▸ SHORT EXERCISE: Restate every entry word for word.
** BEGIN DATASET ENTRIES **
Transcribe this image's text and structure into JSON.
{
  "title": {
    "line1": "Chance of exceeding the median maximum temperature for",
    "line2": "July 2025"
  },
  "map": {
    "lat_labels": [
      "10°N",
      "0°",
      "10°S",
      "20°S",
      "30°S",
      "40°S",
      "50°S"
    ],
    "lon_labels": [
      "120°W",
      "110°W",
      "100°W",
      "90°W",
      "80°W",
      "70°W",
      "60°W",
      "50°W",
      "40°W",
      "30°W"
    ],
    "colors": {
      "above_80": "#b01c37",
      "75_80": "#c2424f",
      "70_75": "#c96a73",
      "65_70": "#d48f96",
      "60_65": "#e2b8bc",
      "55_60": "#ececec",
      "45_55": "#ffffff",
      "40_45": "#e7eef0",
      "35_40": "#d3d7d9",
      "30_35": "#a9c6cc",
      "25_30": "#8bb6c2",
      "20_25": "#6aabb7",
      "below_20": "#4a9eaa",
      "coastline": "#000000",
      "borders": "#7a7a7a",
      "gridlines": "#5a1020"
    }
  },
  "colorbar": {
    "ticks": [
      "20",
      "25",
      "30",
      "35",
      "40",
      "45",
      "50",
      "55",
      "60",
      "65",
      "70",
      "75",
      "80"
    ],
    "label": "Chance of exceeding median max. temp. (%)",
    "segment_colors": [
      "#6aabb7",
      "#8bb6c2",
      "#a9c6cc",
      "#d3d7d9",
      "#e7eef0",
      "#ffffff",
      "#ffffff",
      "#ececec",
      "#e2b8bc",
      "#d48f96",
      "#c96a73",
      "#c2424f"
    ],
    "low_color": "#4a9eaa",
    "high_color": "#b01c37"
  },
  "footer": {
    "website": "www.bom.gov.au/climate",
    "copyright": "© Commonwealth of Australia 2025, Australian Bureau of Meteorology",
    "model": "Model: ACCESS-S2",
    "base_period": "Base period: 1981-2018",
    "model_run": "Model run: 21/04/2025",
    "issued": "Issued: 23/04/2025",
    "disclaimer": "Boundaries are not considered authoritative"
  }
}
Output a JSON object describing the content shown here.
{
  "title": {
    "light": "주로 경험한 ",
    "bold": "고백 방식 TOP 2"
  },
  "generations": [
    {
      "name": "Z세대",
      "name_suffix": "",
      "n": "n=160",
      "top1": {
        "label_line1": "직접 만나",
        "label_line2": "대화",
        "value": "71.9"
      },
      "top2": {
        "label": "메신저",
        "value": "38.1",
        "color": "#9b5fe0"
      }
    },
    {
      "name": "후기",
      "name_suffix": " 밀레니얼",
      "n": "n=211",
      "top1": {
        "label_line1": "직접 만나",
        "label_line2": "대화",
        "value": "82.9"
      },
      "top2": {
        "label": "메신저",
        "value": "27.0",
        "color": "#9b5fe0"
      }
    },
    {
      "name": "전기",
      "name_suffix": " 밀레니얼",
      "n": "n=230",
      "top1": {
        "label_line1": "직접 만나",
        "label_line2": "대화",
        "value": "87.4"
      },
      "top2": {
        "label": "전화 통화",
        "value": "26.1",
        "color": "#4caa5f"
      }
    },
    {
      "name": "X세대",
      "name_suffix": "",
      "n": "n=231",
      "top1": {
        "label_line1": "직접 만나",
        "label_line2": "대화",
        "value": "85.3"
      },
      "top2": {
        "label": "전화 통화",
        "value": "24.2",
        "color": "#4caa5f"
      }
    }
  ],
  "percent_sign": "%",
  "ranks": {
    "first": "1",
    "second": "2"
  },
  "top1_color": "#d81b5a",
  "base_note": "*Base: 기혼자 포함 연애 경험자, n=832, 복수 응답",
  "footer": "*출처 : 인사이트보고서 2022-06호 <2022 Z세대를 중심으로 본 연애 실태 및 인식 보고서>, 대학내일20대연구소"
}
** END DATASET ENTRIES **
▸ FULL RESPONSE:
Transcribe this image's text and structure into JSON.
{
  "title": {
    "line1": "Chance of exceeding the median maximum temperature for",
    "line2": "July 2025"
  },
  "map": {
    "lat_labels": [
      "10°N",
      "0°",
      "10°S",
      "20°S",
      "30°S",
      "40°S",
      "50°S"
    ],
    "lon_labels": [
      "120°W",
      "110°W",
      "100°W",
      "90°W",
      "80°W",
      "70°W",
      "60°W",
      "50°W",
      "40°W",
      "30°W"
    ],
    "colors": {
      "above_80": "#b01c37",
      "75_80": "#c2424f",
      "70_75": "#c96a73",
      "65_70": "#d48f96",
      "60_65": "#e2b8bc",
      "55_60": "#ececec",
      "45_55": "#ffffff",
      "40_45": "#e7eef0",
      "35_40": "#d3d7d9",
      "30_35": "#a9c6cc",
      "25_30": "#8bb6c2",
      "20_25": "#6aabb7",
      "below_20": "#4a9eaa",
      "coastline": "#000000",
      "borders": "#7a7a7a",
      "gridlines": "#5a1020"
    }
  },
  "colorbar": {
    "ticks": [
      "20",
      "25",
      "30",
      "35",
      "40",
      "45",
      "50",
      "55",
      "60",
      "65",
      "70",
      "75",
      "80"
    ],
    "label": "Chance of exceeding median max. temp. (%)",
    "segment_colors": [
      "#6aabb7",
      "#8bb6c2",
      "#a9c6cc",
      "#d3d7d9",
      "#e7eef0",
      "#ffffff",
      "#ffffff",
      "#ececec",
      "#e2b8bc",
      "#d48f96",
      "#c96a73",
      "#c2424f"
    ],
    "low_color": "#4a9eaa",
    "high_color": "#b01c37"
  },
  "footer": {
    "website": "www.bom.gov.au/climate",
    "copyright": "© Commonwealth of Australia 2025, Australian Bureau of Meteorology",
    "model": "Model: ACCESS-S2",
    "base_period": "Base period: 1981-2018",
    "model_run": "Model run: 21/04/2025",
    "issued": "Issued: 23/04/2025",
    "disclaimer": "Boundaries are not considered authoritative"
  }
}
Output a JSON object describing the content shown here.
{
  "title": {
    "light": "주로 경험한 ",
    "bold": "고백 방식 TOP 2"
  },
  "generations": [
    {
      "name": "Z세대",
      "name_suffix": "",
      "n": "n=160",
      "top1": {
        "label_line1": "직접 만나",
        "label_line2": "대화",
        "value": "71.9"
      },
      "top2": {
        "label": "메신저",
        "value": "38.1",
        "color": "#9b5fe0"
      }
    },
    {
      "name": "후기",
      "name_suffix": " 밀레니얼",
      "n": "n=211",
      "top1": {
        "label_line1": "직접 만나",
        "label_line2": "대화",
        "value": "82.9"
      },
      "top2": {
        "label": "메신저",
        "value": "27.0",
        "color": "#9b5fe0"
      }
    },
    {
      "name": "전기",
      "name_suffix": " 밀레니얼",
      "n": "n=230",
      "top1": {
        "label_line1": "직접 만나",
        "label_line2": "대화",
        "value": "87.4"
      },
      "top2": {
        "label": "전화 통화",
        "value": "26.1",
        "color": "#4caa5f"
      }
    },
    {
      "name": "X세대",
      "name_suffix": "",
      "n": "n=231",
      "top1": {
        "label_line1": "직접 만나",
        "label_line2": "대화",
        "value": "85.3"
      },
      "top2": {
        "label": "전화 통화",
        "value": "24.2",
        "color": "#4caa5f"
      }
    }
  ],
  "percent_sign": "%",
  "ranks": {
    "first": "1",
    "second": "2"
  },
  "top1_color": "#d81b5a",
  "base_note": "*Base: 기혼자 포함 연애 경험자, n=832, 복수 응답",
  "footer": "*출처 : 인사이트보고서 2022-06호 <2022 Z세대를 중심으로 본 연애 실태 및 인식 보고서>, 대학내일20대연구소"
}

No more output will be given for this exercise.